Data records:

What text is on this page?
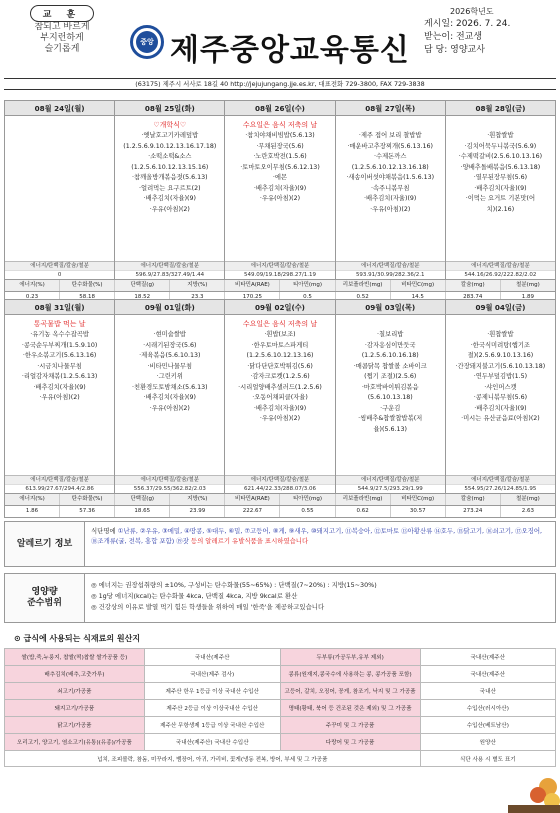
교 훈
참되고 바르게
부지런하게
슬기롭게
중앙 제주중앙교육통신
2026학년도
게시일: 2026. 7. 24.
받는이: 전교생
담 당: 영양교사
(63175) 제주시 서사로 18길 40 http://jejujungang.jje.es.kr, 대표전화 729-3800, FAX 729-3838
08월 24일(월)
에너지/탄백질/칼슘/철분
0
08월 25일(화)
♡개학식♡
·옛날호고기카레덮밥
(1.2.5.6.9.10.12.13.16.17.18)
·소떡소떡&소스
(1.2.5.6.10.12.13.15.16)
·참깨올방개볶음젓(5.6.13)
·얼려먹는 요구르트(2)
·배추김치(자율)(9)
·우유(아침)(2)
에너지/탄백질/칼슘/철분
596.9/27.83/327.49/1.44
08월 26일(수)
수요일은 음식 저축의 날
·참치야채비빔밥(5.6.13)
·무채된장국(5.6)
·노란호박전(1.5.6)
·토마토오이무침(5.6.12.13)
·에몬
·배추김치(자율)(9)
·우유(아침)(2)
에너지/탄백질/칼슘/철분
549.09/19.18/298.27/1.19
08월 27일(목)
·제주 접어 보리 찰밥밥
·매운바고추장찌개(5.6.13.16)
·수제돈까스
(1.2.5.6.10.12.13.16.18)
·새송이버섯야채볶음(1.5.6.13)
·속주니볶무침
·배추김치(자율)(9)
·우유(아침)(2)
에너지/탄백질/칼슘/철분
593.91/30.99/282.36/2.1
08월 28일(금)
·흰찹쌀밥
·김치어묵두니볶국(5.6.9)
·수제떡갈비(2.5.6.10.13.16)
·양배추돌배볶음(5.6.13.18)
·열무된장무침(5.6)
·배추김치(자율)(9)
·이먹는 요거트 기본맛(어
치)(2.16)
에너지/탄백질/칼슘/철분
544.16/26.92/222.82/2.02
에너지(%)	탄수화물(%)	단백질(g)	지방(%)	비타민A(RAE)	티아민(mg)	리보플라빈(mg)	비타민C(mg)	칼슘(mg)	철분(mg)
0.23	58.18	18.52	23.3	170.25	0.5	0.52	14.5	283.74	1.89
08월 31일(월)
통곡물밥 먹는 날
·유기농 옥수수잡곡밥
·콩국순두부찌개(1.5.9.10)
·한우소볶고기(5.6.13.16)
·시금치나물무침
·리얼감자채볶(1.2.5.6.13)
·배추김치(자율)(9)
·우유(아침)(2)
에너지/탄백질/칼슘/철분
613.99/27.67/294.4/2.86
09월 01일(화)
·현미숩쌀밥
·시래기된장국(5.6)
·제육볶음(5.6.10.13)
·비타민나물무침
·그린키위
·친환경도토밤채소(5.6.13)
·배추김치(자율)(9)
·우유(아침)(2)
에너지/탄백질/칼슘/철분
556.37/29.55/362.82/2.03
09월 02일(수)
수요일은 음식 저축의 날
·흰밥(보조)
·한우토마토스파게티
(1.2.5.6.10.12.13.16)
·닭다단단호박튀김(5.6)
·감자크로켓(1.2.5.6)
·시리얼양배추샐러드(1.2.5.6)
·오동어채피클(자율)
·배추김치(자율)(9)
·우유(아침)(2)
에너지/탄백질/칼슘/철분
621.44/22.33/288.07/3.06
09월 03일(목)
·칠보리밥
·감자옹심이만둣국
(1.2.5.6.10.16.18)
·매콤닭목 찹쌀볼 소바이크
(쩝기 조절)(2.5.6)
·마호박바이튀김볶음
(5.6.10.13.18)
·구운김
·씽배추&찹쌀찹밥볶(저
율)(5.6.13)
에너지/탄백질/칼슘/철분
544.9/27.5/293.29/1.99
09월 04일(금)
·흰찹쌀밥
·한국식미려탕(햅기조
절)(2.5.6.9.10.13.16)
·간장돼지불고기(5.6.10.13.18)
·연두부덮김밥(1.5)
·샤인머스캣
·콩제니볶무침(5.6)
·배추김치(자율)(9)
·미시는 유산균음료(아침)(2)
에너지/탄백질/칼슘/철분
554.95/27.26/124.85/1.95
에너지(%)	탄수화물(%)	단백질(g)	지방(%)	비타민A(RAE)	티아민(mg)	리보플라빈(mg)	비타민C(mg)	칼슘(mg)	철분(mg)
1.86	57.36	18.65	23.99	222.67	0.55	0.62	30.57	273.24	2.63
알레르기 정보
식단명에 ①난류, ②우유, ③메밀, ④땅콩, ⑤대두, ⑥밀, ⑦고등어, ⑧게, ⑨새우, ⑩돼지고기, ⑪복숭아, ⑫토마토 ⑬아황산류 ⑭호두, ⑮닭고기, ⑯쇠고기, ⑰오징어, ⑱조개류(굴, 전복, 홍합 포함) ⑲잣 등의 알레르기 유발식품을 표시하였습니다
영양량
준수범위
◎ 에너지는 권장섭취량의 ±10%, 구성비는 탄수화물(55~65%) : 단백질(7~20%) : 지방(15~30%)
◎ 1g당 에너지(kcal)는 탄수화물 4kca, 단백질 4kca, 지방 9kcal로 환산
◎ 건강상의 이유로 발열 먹기 힘든 학생들을 위하여 매일 '한죽'을 제공하고있습니다
⊙ 급식에 사용되는 식재료의 원산지
쌀(밥,죽,누룽지, 찹쌀(떡)찹쌀 쌀가공품 등)	국내산(제주산	두부류(가공두부,유부 제외)	국내산(제주산
배추김치(배추,고춧가루)	국내산(제주 검사)	콩류(원재지,콩국수에 사용하는 콩, 콩가공품 포함)	국내산(제주산
쇠고기/가공품	제주산 한우 1등급 이상 국내산 수입산	고등어, 갈치, 오징어, 꽁게, 참조기, 낙지 및 그 가공품	국내산
돼지고기/가공품	제주산 2등급 이상 이상국내산 수입산	명태(황태, 북어 등 건조된 것은 제외) 및 그 가공품	수입산(러시아산)
닭고기/가공품	제주산 무항생제 1등급 이상 국내산 수입산	주꾸미 및 그 가공품	수입산(베트남산)
오리고기, 양고기, 염소고기(유통)(유종)/가공품	국내산(제주산) 국내산 수입산	다랑어 및 그 가공품	원양산
넙치, 조피볼락, 참돔, 미꾸라지, 뱀장어, 아귀, 가리비, 꽃게(냉동 전복, 방어, 부세 및 그 가공품			식단 사용 시 별도 표기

**DIRECTION**
Pictures are to be left out; all else in the entries above is to be quoted exactly.

**ANSWER TO THIS PROBLEM**
What text is on this page?
교 훈
참되고 바르게
부지런하게
슬기롭게
중앙 제주중앙교육통신
2026학년도
게시일: 2026. 7. 24.
받는이: 전교생
담 당: 영양교사
(63175) 제주시 서사로 18길 40 http://jejujungang.jje.es.kr, 대표전화 729-3800, FAX 729-3838
08월 24일(월)
에너지/탄백질/칼슘/철분
0
08월 25일(화)
♡개학식♡
·옛날호고기카레덮밥
(1.2.5.6.9.10.12.13.16.17.18)
·소떡소떡&소스
(1.2.5.6.10.12.13.15.16)
·참깨올방개볶음젓(5.6.13)
·얼려먹는 요구르트(2)
·배추김치(자율)(9)
·우유(아침)(2)
에너지/탄백질/칼슘/철분
596.9/27.83/327.49/1.44
08월 26일(수)
수요일은 음식 저축의 날
·참치야채비빔밥(5.6.13)
·무채된장국(5.6)
·노란호박전(1.5.6)
·토마토오이무침(5.6.12.13)
·에몬
·배추김치(자율)(9)
·우유(아침)(2)
에너지/탄백질/칼슘/철분
549.09/19.18/298.27/1.19
08월 27일(목)
·제주 접어 보리 찰밥밥
·매운바고추장찌개(5.6.13.16)
·수제돈까스
(1.2.5.6.10.12.13.16.18)
·새송이버섯야채볶음(1.5.6.13)
·속주니볶무침
·배추김치(자율)(9)
·우유(아침)(2)
에너지/탄백질/칼슘/철분
593.91/30.99/282.36/2.1
08월 28일(금)
·흰찹쌀밥
·김치어묵두니볶국(5.6.9)
·수제떡갈비(2.5.6.10.13.16)
·양배추돌배볶음(5.6.13.18)
·열무된장무침(5.6)
·배추김치(자율)(9)
·이먹는 요거트 기본맛(어
치)(2.16)
에너지/탄백질/칼슘/철분
544.16/26.92/222.82/2.02
에너지(%)	탄수화물(%)	단백질(g)	지방(%)	비타민A(RAE)	티아민(mg)	리보플라빈(mg)	비타민C(mg)	칼슘(mg)	철분(mg)
0.23	58.18	18.52	23.3	170.25	0.5	0.52	14.5	283.74	1.89
08월 31일(월)
통곡물밥 먹는 날
·유기농 옥수수잡곡밥
·콩국순두부찌개(1.5.9.10)
·한우소볶고기(5.6.13.16)
·시금치나물무침
·리얼감자채볶(1.2.5.6.13)
·배추김치(자율)(9)
·우유(아침)(2)
에너지/탄백질/칼슘/철분
613.99/27.67/294.4/2.86
09월 01일(화)
·현미숩쌀밥
·시래기된장국(5.6)
·제육볶음(5.6.10.13)
·비타민나물무침
·그린키위
·친환경도토밤채소(5.6.13)
·배추김치(자율)(9)
·우유(아침)(2)
에너지/탄백질/칼슘/철분
556.37/29.55/362.82/2.03
09월 02일(수)
수요일은 음식 저축의 날
·흰밥(보조)
·한우토마토스파게티
(1.2.5.6.10.12.13.16)
·닭다단단호박튀김(5.6)
·감자크로켓(1.2.5.6)
·시리얼양배추샐러드(1.2.5.6)
·오동어채피클(자율)
·배추김치(자율)(9)
·우유(아침)(2)
에너지/탄백질/칼슘/철분
621.44/22.33/288.07/3.06
09월 03일(목)
·칠보리밥
·감자옹심이만둣국
(1.2.5.6.10.16.18)
·매콤닭목 찹쌀볼 소바이크
(쩝기 조절)(2.5.6)
·마호박바이튀김볶음
(5.6.10.13.18)
·구운김
·씽배추&찹쌀찹밥볶(저
율)(5.6.13)
에너지/탄백질/칼슘/철분
544.9/27.5/293.29/1.99
09월 04일(금)
·흰찹쌀밥
·한국식미려탕(햅기조
절)(2.5.6.9.10.13.16)
·간장돼지불고기(5.6.10.13.18)
·연두부덮김밥(1.5)
·샤인머스캣
·콩제니볶무침(5.6)
·배추김치(자율)(9)
·미시는 유산균음료(아침)(2)
에너지/탄백질/칼슘/철분
554.95/27.26/124.85/1.95
에너지(%)	탄수화물(%)	단백질(g)	지방(%)	비타민A(RAE)	티아민(mg)	리보플라빈(mg)	비타민C(mg)	칼슘(mg)	철분(mg)
1.86	57.36	18.65	23.99	222.67	0.55	0.62	30.57	273.24	2.63
알레르기 정보
식단명에 ①난류, ②우유, ③메밀, ④땅콩, ⑤대두, ⑥밀, ⑦고등어, ⑧게, ⑨새우, ⑩돼지고기, ⑪복숭아, ⑫토마토 ⑬아황산류 ⑭호두, ⑮닭고기, ⑯쇠고기, ⑰오징어, ⑱조개류(굴, 전복, 홍합 포함) ⑲잣 등의 알레르기 유발식품을 표시하였습니다
영양량
준수범위
◎ 에너지는 권장섭취량의 ±10%, 구성비는 탄수화물(55~65%) : 단백질(7~20%) : 지방(15~30%)
◎ 1g당 에너지(kcal)는 탄수화물 4kca, 단백질 4kca, 지방 9kcal로 환산
◎ 건강상의 이유로 발열 먹기 힘든 학생들을 위하여 매일 '한죽'을 제공하고있습니다
⊙ 급식에 사용되는 식재료의 원산지
쌀(밥,죽,누룽지, 찹쌀(떡)찹쌀 쌀가공품 등)	국내산(제주산	두부류(가공두부,유부 제외)	국내산(제주산
배추김치(배추,고춧가루)	국내산(제주 검사)	콩류(원재지,콩국수에 사용하는 콩, 콩가공품 포함)	국내산(제주산
쇠고기/가공품	제주산 한우 1등급 이상 국내산 수입산	고등어, 갈치, 오징어, 꽁게, 참조기, 낙지 및 그 가공품	국내산
돼지고기/가공품	제주산 2등급 이상 이상국내산 수입산	명태(황태, 북어 등 건조된 것은 제외) 및 그 가공품	수입산(러시아산)
닭고기/가공품	제주산 무항생제 1등급 이상 국내산 수입산	주꾸미 및 그 가공품	수입산(베트남산)
오리고기, 양고기, 염소고기(유통)(유종)/가공품	국내산(제주산) 국내산 수입산	다랑어 및 그 가공품	원양산
넙치, 조피볼락, 참돔, 미꾸라지, 뱀장어, 아귀, 가리비, 꽃게(냉동 전복, 방어, 부세 및 그 가공품			식단 사용 시 별도 표기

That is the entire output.